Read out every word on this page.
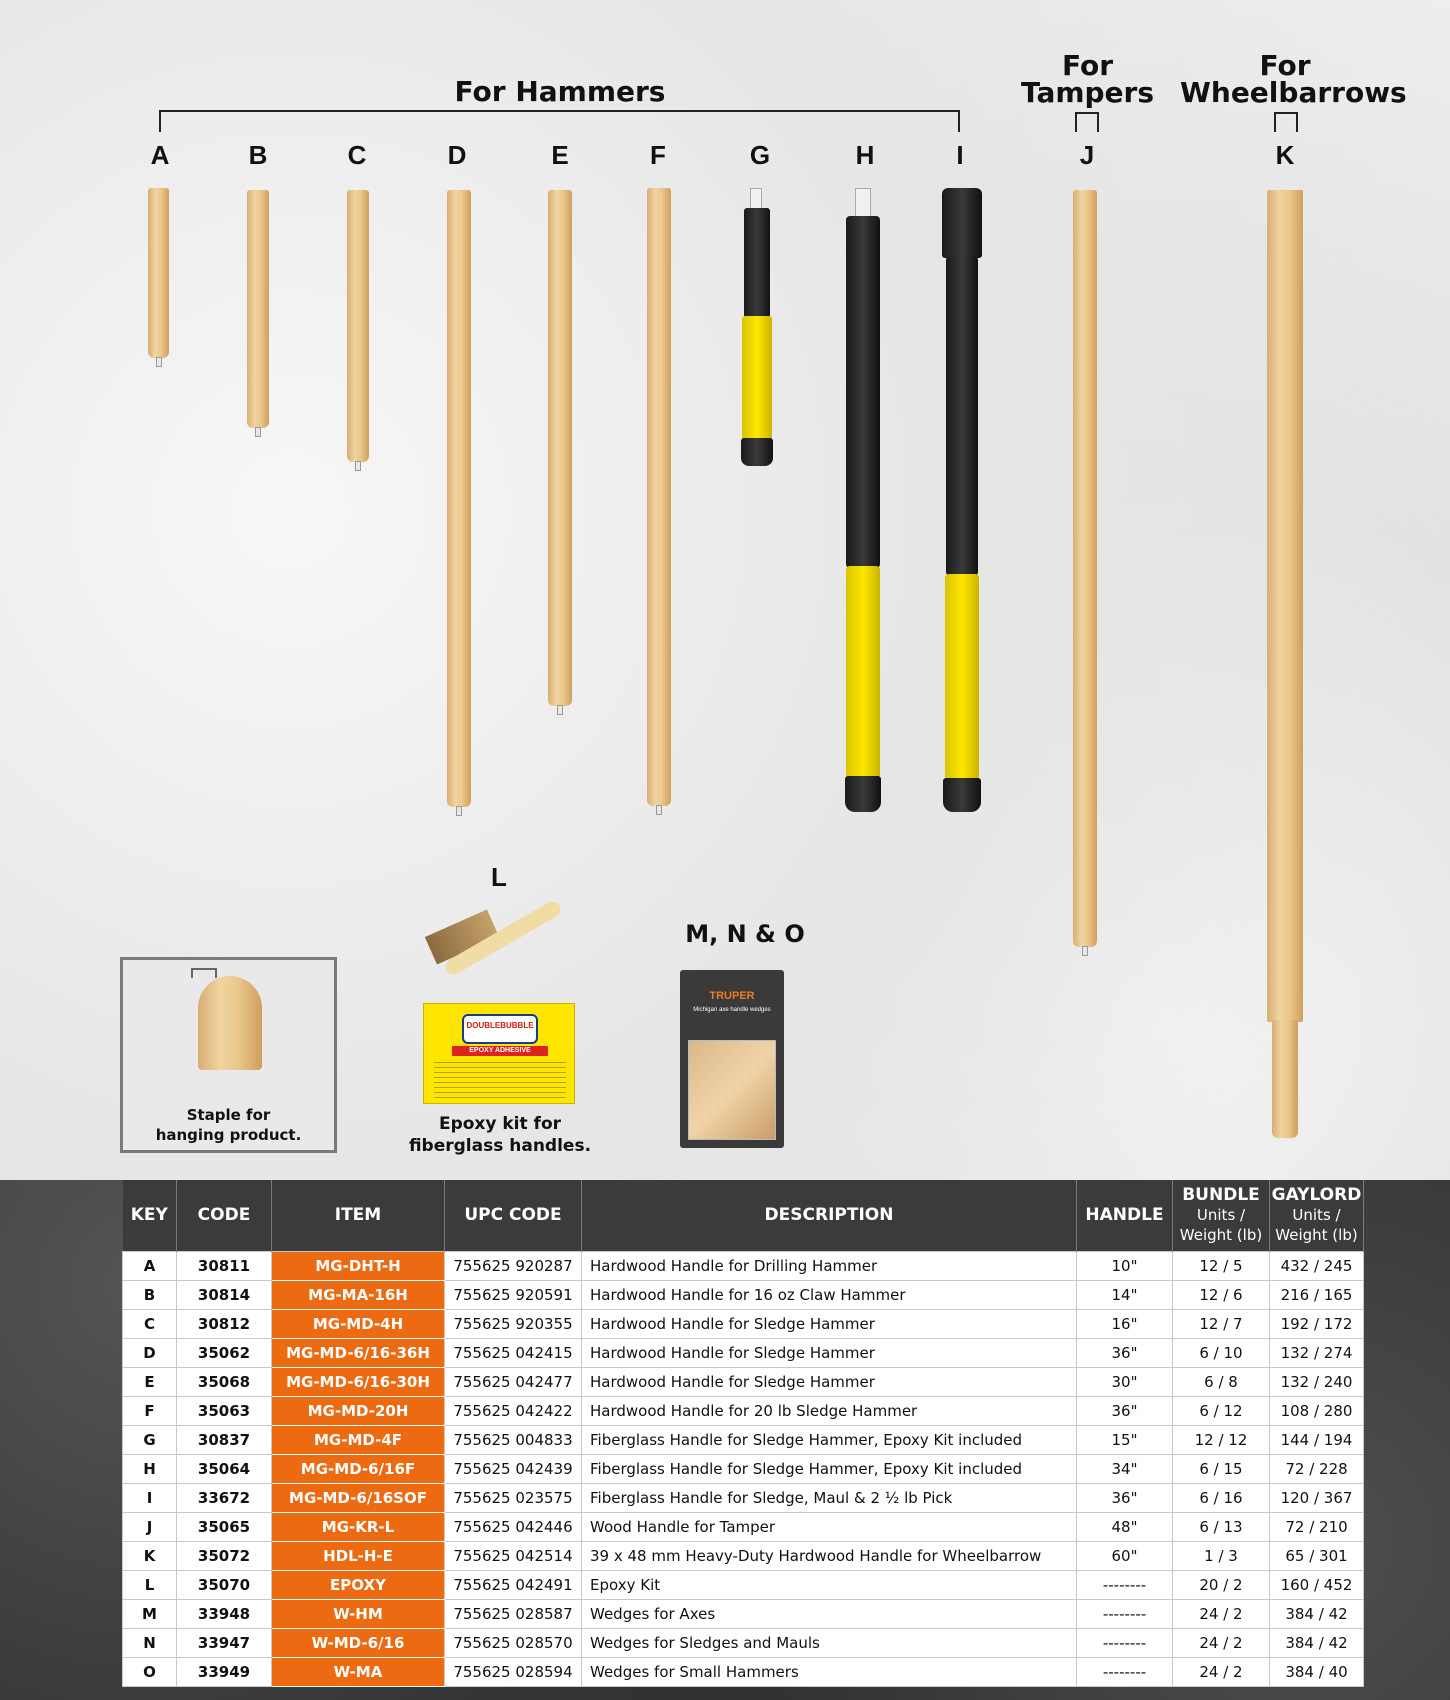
For Hammers
For
Tampers
For
Wheelbarrows
A	B	C	D	E	F	G	H	I	J	K
Staple for
hanging product.
L
DOUBLEBUBBLE
EPOXY ADHESIVE
Epoxy kit for
fiberglass handles.
M, N & O
TRUPER
Michigan axe handle wedges
KEY	CODE	ITEM	UPC CODE	DESCRIPTION	HANDLE	BUNDLE
Units / Weight (lb)	GAYLORD
Units / Weight (lb)

A	30811	MG-DHT-H	755625 920287	Hardwood Handle for Drilling Hammer	10"	12 / 5	432 / 245
B	30814	MG-MA-16H	755625 920591	Hardwood Handle for 16 oz Claw Hammer	14"	12 / 6	216 / 165
C	30812	MG-MD-4H	755625 920355	Hardwood Handle for Sledge Hammer	16"	12 / 7	192 / 172
D	35062	MG-MD-6/16-36H	755625 042415	Hardwood Handle for Sledge Hammer	36"	6 / 10	132 / 274
E	35068	MG-MD-6/16-30H	755625 042477	Hardwood Handle for Sledge Hammer	30"	6 / 8	132 / 240
F	35063	MG-MD-20H	755625 042422	Hardwood Handle for 20 lb Sledge Hammer	36"	6 / 12	108 / 280
G	30837	MG-MD-4F	755625 004833	Fiberglass Handle for Sledge Hammer, Epoxy Kit included	15"	12 / 12	144 / 194
H	35064	MG-MD-6/16F	755625 042439	Fiberglass Handle for Sledge Hammer, Epoxy Kit included	34"	6 / 15	72 / 228
I	33672	MG-MD-6/16SOF	755625 023575	Fiberglass Handle for Sledge, Maul & 2 ½ lb Pick	36"	6 / 16	120 / 367
J	35065	MG-KR-L	755625 042446	Wood Handle for Tamper	48"	6 / 13	72 / 210
K	35072	HDL-H-E	755625 042514	39 x 48 mm Heavy-Duty Hardwood Handle for Wheelbarrow	60"	1 / 3	65 / 301
L	35070	EPOXY	755625 042491	Epoxy Kit	--------	20 / 2	160 / 452
M	33948	W-HM	755625 028587	Wedges for Axes	--------	24 / 2	384 / 42
N	33947	W-MD-6/16	755625 028570	Wedges for Sledges and Mauls	--------	24 / 2	384 / 42
O	33949	W-MA	755625 028594	Wedges for Small Hammers	--------	24 / 2	384 / 40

···

### [Goal]
Copy each line in the data that holds the word "Hammers".

### [Written answer]
For Hammers
O	33949	W-MA	755625 028594	Wedges for Small Hammers	--------	24 / 2	384 / 40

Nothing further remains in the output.